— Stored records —
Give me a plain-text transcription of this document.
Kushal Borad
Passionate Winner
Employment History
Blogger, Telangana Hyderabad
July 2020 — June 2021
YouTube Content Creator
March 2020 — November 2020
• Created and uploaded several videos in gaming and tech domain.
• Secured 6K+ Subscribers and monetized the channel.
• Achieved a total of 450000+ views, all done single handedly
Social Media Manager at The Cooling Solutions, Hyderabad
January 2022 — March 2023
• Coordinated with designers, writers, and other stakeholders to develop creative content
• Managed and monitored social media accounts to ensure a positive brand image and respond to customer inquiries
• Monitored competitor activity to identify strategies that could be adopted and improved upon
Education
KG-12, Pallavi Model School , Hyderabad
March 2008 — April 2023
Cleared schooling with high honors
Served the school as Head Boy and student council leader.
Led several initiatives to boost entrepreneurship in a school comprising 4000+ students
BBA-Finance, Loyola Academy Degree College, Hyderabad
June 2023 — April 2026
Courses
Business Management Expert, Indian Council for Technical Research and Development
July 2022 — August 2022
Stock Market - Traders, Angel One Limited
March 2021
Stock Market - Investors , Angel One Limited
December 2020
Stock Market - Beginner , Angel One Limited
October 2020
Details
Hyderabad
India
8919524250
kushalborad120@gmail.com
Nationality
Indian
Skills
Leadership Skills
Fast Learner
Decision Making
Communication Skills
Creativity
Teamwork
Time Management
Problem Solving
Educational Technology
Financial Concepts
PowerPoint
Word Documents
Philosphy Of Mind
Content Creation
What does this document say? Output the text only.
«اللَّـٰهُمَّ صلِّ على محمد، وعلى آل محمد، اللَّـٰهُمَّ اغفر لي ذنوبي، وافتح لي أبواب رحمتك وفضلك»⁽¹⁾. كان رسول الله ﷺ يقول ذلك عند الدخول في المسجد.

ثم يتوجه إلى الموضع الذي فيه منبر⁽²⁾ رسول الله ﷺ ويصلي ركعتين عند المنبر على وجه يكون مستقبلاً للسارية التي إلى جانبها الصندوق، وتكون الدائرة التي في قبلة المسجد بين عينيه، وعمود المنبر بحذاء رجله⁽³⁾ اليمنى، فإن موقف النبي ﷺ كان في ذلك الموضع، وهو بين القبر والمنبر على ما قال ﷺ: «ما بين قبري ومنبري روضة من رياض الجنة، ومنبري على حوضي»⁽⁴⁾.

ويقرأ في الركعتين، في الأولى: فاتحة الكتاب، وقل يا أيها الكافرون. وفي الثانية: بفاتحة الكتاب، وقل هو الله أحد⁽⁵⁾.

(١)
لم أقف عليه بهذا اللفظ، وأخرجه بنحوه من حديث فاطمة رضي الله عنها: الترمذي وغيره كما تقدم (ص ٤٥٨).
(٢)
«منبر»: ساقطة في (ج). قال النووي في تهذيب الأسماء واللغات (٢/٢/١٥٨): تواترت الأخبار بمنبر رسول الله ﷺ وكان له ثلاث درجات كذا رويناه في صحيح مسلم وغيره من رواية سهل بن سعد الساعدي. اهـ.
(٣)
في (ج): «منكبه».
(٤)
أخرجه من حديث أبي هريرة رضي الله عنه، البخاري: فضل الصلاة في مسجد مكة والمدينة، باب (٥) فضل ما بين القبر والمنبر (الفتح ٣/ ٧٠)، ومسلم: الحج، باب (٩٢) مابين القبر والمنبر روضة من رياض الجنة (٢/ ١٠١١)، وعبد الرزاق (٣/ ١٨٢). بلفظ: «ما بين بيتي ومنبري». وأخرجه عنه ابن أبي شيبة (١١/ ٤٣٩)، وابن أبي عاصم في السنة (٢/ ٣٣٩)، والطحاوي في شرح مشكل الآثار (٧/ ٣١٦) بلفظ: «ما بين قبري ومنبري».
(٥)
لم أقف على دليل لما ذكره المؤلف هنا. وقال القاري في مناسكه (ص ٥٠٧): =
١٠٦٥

— EXERCISE GOAL —
Tally the lines in the records above that contain the word "Hyderabad", and give only that number.

— OUTPUT FOR THIS TASK —
5